**DOCUMENT EXTRACT:**
━━━━━━━━━━━━━━━━

Tables

Table is a generic oneDAL concept over numerical data. It provides uniformed way to pass the data to the library as inputs or parameters or get them as results.

Table object is a container of two entities: data and metadata.

  • Data is organized in a shape of \((N \times p)\), where \(N\) is a number of observations in a table and \(p\) is a number of features.

  • Metadata defines the detailed structure of the data and, therefore, helps oneDAL to access the data efficiently (see Metadata API section for details).

Table types in oneDAL

oneDAL defines a set of classes, each class implements a table contract with a specific set of metadata values (see Metadata API for details):

Table type

Data layout

Data format

Is contiguous

Is homogeneous

homogen_table

row_major/column_major

dense

yes

yes

soa_table

column_major

dense

yes

yes/no

aos_table

row_major

dense

yes

yes/no

csr_table

row_major

csr

yes

yes

Requirements on table objects

Each table object in oneDAL follows these requirements:

  1. Table objects in oneDAL are immutable (it is not possible to change data or metadata values inside the table).

  2. To create complex table types or modify table data, builders should be used.

  3. Table objects in oneDAL are reference-counted. One can use an assignment operator or copy constructor on table objects to create another reference to it.

    onedal::table table2 = table1;
    // table1 and table2 share the data (no data copy is performed)
    
    table3 = table2;
    // table1, table2 and table3 share the same data
    
  4. Every table type must be inherited from the base table class, which represents a generalized table API.

  5. Every table type is implemented over particular set of metadata values and must hide other implementation details from public API.

━━━━━━━━━━━━━━━━

**TASK GOAL:** Print, without any changes, the portion of the oneDAL tables text that opens with the words containing "Table is a generic" and closes with "them as results.". The lines that come after this text are taken from a separate source.

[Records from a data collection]
━━━━━━━━━━━━━━━━

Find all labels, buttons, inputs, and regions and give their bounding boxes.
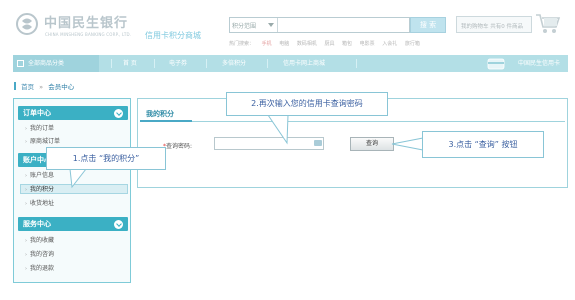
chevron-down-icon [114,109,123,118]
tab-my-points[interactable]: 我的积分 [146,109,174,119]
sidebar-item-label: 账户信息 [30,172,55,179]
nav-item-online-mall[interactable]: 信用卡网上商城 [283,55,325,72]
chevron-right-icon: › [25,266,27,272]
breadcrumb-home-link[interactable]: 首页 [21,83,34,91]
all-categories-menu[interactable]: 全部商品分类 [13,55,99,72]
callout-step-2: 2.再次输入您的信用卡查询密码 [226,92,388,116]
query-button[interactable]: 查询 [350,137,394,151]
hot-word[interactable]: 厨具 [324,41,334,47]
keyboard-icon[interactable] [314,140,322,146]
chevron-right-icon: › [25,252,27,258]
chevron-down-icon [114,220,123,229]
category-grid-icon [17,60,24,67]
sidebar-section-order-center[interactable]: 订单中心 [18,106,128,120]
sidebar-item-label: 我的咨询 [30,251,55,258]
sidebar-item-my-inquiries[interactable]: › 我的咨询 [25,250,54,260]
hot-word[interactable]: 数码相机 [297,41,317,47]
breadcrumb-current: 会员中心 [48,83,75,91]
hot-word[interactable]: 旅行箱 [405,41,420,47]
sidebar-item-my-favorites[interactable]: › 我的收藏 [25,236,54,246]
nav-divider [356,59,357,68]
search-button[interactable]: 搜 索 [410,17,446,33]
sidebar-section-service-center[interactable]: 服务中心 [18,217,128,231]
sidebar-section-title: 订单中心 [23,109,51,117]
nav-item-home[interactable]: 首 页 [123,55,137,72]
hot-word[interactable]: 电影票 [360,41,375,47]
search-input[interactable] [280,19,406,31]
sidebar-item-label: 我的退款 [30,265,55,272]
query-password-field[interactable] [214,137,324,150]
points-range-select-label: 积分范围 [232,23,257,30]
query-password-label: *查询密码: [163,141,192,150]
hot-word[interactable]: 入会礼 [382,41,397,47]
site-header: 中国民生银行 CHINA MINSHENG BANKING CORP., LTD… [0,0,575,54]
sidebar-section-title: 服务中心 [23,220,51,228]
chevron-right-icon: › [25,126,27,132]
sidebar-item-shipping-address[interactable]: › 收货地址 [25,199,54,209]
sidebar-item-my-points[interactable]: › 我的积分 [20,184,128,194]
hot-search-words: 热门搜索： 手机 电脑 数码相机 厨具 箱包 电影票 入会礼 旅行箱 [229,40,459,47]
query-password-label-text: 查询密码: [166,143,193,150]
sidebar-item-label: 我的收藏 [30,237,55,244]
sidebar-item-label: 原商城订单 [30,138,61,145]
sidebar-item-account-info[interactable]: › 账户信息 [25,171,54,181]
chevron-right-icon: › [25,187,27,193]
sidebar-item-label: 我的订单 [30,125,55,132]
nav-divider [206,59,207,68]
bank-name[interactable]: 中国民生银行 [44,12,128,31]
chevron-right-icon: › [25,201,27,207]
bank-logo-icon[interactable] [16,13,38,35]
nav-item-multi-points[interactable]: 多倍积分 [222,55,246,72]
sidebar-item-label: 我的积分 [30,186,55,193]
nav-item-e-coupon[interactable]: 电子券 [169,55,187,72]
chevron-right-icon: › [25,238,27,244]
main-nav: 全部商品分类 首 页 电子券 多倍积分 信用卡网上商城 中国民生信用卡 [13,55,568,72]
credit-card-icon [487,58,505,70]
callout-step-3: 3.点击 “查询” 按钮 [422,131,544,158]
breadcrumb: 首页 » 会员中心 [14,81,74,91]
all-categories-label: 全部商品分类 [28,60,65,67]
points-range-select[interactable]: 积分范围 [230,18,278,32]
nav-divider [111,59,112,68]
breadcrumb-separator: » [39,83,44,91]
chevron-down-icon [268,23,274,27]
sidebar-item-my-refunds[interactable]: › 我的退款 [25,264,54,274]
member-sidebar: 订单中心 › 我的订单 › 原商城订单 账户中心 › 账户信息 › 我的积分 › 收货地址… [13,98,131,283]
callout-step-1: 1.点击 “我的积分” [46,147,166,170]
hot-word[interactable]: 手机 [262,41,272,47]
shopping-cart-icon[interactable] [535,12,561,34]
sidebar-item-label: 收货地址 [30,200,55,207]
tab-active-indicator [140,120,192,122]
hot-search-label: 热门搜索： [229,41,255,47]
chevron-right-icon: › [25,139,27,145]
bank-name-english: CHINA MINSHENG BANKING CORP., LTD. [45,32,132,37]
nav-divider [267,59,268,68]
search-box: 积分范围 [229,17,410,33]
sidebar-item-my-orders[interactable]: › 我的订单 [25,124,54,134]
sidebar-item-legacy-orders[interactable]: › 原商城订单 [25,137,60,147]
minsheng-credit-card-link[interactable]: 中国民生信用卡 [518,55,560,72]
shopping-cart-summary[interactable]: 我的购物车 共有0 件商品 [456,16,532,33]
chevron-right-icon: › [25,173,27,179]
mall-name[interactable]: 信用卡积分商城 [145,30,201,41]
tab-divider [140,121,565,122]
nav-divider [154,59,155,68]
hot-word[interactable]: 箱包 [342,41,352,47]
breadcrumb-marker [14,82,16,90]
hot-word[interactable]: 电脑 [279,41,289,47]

━━━━━━━━━━━━━━━━

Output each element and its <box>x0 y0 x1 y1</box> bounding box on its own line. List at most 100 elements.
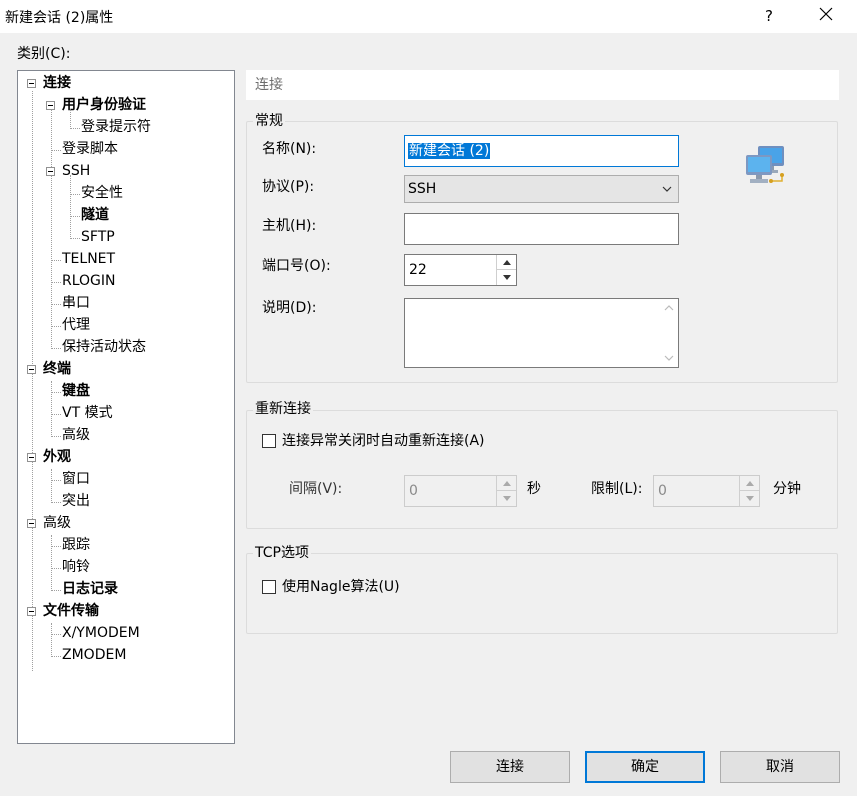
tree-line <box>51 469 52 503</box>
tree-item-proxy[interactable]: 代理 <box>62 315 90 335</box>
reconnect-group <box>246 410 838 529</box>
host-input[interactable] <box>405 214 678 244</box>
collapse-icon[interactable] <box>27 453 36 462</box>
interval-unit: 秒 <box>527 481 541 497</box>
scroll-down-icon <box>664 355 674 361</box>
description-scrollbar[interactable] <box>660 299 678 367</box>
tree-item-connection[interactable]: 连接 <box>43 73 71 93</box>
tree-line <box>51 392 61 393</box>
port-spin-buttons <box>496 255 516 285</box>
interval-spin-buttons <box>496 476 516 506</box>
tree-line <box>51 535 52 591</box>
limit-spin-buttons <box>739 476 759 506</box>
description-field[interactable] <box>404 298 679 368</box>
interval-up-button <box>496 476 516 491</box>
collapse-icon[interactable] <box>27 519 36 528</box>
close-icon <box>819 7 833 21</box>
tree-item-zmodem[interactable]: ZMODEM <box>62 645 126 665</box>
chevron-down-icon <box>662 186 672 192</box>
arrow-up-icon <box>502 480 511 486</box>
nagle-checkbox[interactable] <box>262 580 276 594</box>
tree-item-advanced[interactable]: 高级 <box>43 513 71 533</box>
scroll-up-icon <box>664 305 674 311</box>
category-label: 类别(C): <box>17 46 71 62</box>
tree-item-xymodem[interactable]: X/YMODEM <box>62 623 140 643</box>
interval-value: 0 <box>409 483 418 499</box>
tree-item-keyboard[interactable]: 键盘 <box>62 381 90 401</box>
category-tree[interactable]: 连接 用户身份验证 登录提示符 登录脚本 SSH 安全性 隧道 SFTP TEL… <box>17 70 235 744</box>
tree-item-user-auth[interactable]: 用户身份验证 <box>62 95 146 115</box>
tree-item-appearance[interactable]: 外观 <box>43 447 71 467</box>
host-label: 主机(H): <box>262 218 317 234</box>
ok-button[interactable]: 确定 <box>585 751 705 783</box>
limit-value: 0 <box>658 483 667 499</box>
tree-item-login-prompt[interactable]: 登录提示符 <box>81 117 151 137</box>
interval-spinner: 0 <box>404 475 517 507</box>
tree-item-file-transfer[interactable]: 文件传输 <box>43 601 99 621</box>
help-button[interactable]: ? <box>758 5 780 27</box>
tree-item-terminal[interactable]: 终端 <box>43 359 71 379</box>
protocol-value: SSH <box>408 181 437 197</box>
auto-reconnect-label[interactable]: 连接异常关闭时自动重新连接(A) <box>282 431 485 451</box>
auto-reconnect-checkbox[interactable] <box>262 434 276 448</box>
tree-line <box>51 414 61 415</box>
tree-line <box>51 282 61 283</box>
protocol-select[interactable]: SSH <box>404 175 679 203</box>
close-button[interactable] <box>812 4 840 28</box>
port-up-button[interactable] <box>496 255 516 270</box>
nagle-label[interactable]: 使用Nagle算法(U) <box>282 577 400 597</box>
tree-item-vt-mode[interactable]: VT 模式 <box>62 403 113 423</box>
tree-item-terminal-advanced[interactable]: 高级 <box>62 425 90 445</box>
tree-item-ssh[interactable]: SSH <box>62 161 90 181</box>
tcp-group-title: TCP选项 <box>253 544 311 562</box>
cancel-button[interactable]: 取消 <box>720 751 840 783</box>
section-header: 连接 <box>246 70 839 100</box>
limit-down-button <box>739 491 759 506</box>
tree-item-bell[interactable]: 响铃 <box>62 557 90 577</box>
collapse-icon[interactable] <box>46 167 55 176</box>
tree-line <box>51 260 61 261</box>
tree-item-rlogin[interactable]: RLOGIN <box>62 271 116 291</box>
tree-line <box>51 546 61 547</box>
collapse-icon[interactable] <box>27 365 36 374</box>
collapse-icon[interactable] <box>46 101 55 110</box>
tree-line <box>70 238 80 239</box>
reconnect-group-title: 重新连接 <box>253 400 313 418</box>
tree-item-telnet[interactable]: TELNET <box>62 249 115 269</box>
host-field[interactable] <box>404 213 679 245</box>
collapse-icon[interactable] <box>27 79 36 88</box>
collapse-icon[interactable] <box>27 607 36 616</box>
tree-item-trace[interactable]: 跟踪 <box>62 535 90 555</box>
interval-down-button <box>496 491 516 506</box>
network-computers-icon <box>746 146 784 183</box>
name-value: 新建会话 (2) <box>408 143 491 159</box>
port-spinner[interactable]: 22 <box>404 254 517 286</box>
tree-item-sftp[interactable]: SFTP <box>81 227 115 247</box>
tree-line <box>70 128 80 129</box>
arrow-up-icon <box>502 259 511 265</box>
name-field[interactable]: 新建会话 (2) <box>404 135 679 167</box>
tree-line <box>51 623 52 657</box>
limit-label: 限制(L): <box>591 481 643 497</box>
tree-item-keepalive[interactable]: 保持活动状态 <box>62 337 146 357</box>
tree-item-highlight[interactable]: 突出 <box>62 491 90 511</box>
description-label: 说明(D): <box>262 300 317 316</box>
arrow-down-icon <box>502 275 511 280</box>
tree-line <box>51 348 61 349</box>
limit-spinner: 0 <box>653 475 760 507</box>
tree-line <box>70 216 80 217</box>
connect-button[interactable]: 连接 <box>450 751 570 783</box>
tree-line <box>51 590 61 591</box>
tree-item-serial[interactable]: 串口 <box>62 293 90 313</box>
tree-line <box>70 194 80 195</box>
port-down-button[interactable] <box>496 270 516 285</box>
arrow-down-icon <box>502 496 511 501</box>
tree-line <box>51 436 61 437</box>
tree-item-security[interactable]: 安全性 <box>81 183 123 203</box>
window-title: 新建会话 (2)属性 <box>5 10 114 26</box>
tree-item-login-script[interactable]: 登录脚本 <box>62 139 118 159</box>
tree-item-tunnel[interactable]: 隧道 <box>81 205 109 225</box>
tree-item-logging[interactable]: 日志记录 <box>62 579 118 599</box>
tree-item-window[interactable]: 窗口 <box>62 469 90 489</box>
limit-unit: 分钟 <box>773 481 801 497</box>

━━━━━━━━━━━━━━━━

**ANSWER IN FULL:**
Table is a generic oneDAL concept over numerical data. It provides uniformed way to pass the data to the library as inputs or parameters or get them as results.